### Task data
*-*-*
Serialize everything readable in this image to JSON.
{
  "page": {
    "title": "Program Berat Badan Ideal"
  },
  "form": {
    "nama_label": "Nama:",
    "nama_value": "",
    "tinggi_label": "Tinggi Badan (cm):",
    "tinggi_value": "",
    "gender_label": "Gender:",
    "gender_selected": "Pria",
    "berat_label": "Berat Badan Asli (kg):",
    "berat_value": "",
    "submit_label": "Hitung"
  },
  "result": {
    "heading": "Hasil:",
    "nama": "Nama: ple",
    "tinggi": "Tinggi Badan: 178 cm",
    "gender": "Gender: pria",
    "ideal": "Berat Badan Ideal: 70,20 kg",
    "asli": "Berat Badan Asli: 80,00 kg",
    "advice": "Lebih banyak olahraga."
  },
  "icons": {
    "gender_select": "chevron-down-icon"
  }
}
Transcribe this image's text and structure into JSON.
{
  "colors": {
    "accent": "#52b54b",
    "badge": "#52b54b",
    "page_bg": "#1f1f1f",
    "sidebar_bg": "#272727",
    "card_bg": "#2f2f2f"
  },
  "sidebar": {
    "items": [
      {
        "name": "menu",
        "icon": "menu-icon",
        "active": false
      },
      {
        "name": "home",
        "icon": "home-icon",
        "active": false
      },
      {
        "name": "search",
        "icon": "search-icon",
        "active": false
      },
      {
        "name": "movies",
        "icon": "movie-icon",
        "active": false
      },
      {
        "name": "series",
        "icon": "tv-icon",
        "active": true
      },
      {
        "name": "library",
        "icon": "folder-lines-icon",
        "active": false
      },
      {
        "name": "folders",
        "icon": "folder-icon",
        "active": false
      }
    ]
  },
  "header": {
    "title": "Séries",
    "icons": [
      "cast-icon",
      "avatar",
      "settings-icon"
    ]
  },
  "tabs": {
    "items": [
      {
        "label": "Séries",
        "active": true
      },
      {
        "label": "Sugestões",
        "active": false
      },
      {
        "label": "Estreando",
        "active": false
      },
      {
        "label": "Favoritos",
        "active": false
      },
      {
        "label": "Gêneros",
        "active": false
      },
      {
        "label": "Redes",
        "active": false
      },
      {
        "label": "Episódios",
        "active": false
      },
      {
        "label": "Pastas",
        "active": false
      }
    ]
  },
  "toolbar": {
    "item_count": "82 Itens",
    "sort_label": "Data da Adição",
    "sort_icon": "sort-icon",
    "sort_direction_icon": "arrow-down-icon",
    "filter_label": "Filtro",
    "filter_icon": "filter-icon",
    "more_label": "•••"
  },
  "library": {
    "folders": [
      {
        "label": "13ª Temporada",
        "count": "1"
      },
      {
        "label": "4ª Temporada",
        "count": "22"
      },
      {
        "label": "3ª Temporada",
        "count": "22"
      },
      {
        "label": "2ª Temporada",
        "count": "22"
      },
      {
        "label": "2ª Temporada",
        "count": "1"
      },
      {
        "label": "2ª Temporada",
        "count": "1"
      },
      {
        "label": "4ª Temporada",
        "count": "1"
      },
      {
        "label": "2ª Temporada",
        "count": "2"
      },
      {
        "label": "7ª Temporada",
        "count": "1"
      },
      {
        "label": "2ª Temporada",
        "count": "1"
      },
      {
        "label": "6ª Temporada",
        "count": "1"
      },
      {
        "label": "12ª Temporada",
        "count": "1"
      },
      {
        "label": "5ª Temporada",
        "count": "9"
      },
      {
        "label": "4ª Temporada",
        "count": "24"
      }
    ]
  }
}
*-*-*
Repeat all of the records above exactly as they appear.

Serialize everything readable in this image to JSON.
{
  "page": {
    "title": "Program Berat Badan Ideal"
  },
  "form": {
    "nama_label": "Nama:",
    "nama_value": "",
    "tinggi_label": "Tinggi Badan (cm):",
    "tinggi_value": "",
    "gender_label": "Gender:",
    "gender_selected": "Pria",
    "berat_label": "Berat Badan Asli (kg):",
    "berat_value": "",
    "submit_label": "Hitung"
  },
  "result": {
    "heading": "Hasil:",
    "nama": "Nama: ple",
    "tinggi": "Tinggi Badan: 178 cm",
    "gender": "Gender: pria",
    "ideal": "Berat Badan Ideal: 70,20 kg",
    "asli": "Berat Badan Asli: 80,00 kg",
    "advice": "Lebih banyak olahraga."
  },
  "icons": {
    "gender_select": "chevron-down-icon"
  }
}
Transcribe this image's text and structure into JSON.
{
  "colors": {
    "accent": "#52b54b",
    "badge": "#52b54b",
    "page_bg": "#1f1f1f",
    "sidebar_bg": "#272727",
    "card_bg": "#2f2f2f"
  },
  "sidebar": {
    "items": [
      {
        "name": "menu",
        "icon": "menu-icon",
        "active": false
      },
      {
        "name": "home",
        "icon": "home-icon",
        "active": false
      },
      {
        "name": "search",
        "icon": "search-icon",
        "active": false
      },
      {
        "name": "movies",
        "icon": "movie-icon",
        "active": false
      },
      {
        "name": "series",
        "icon": "tv-icon",
        "active": true
      },
      {
        "name": "library",
        "icon": "folder-lines-icon",
        "active": false
      },
      {
        "name": "folders",
        "icon": "folder-icon",
        "active": false
      }
    ]
  },
  "header": {
    "title": "Séries",
    "icons": [
      "cast-icon",
      "avatar",
      "settings-icon"
    ]
  },
  "tabs": {
    "items": [
      {
        "label": "Séries",
        "active": true
      },
      {
        "label": "Sugestões",
        "active": false
      },
      {
        "label": "Estreando",
        "active": false
      },
      {
        "label": "Favoritos",
        "active": false
      },
      {
        "label": "Gêneros",
        "active": false
      },
      {
        "label": "Redes",
        "active": false
      },
      {
        "label": "Episódios",
        "active": false
      },
      {
        "label": "Pastas",
        "active": false
      }
    ]
  },
  "toolbar": {
    "item_count": "82 Itens",
    "sort_label": "Data da Adição",
    "sort_icon": "sort-icon",
    "sort_direction_icon": "arrow-down-icon",
    "filter_label": "Filtro",
    "filter_icon": "filter-icon",
    "more_label": "•••"
  },
  "library": {
    "folders": [
      {
        "label": "13ª Temporada",
        "count": "1"
      },
      {
        "label": "4ª Temporada",
        "count": "22"
      },
      {
        "label": "3ª Temporada",
        "count": "22"
      },
      {
        "label": "2ª Temporada",
        "count": "22"
      },
      {
        "label": "2ª Temporada",
        "count": "1"
      },
      {
        "label": "2ª Temporada",
        "count": "1"
      },
      {
        "label": "4ª Temporada",
        "count": "1"
      },
      {
        "label": "2ª Temporada",
        "count": "2"
      },
      {
        "label": "7ª Temporada",
        "count": "1"
      },
      {
        "label": "2ª Temporada",
        "count": "1"
      },
      {
        "label": "6ª Temporada",
        "count": "1"
      },
      {
        "label": "12ª Temporada",
        "count": "1"
      },
      {
        "label": "5ª Temporada",
        "count": "9"
      },
      {
        "label": "4ª Temporada",
        "count": "24"
      }
    ]
  }
}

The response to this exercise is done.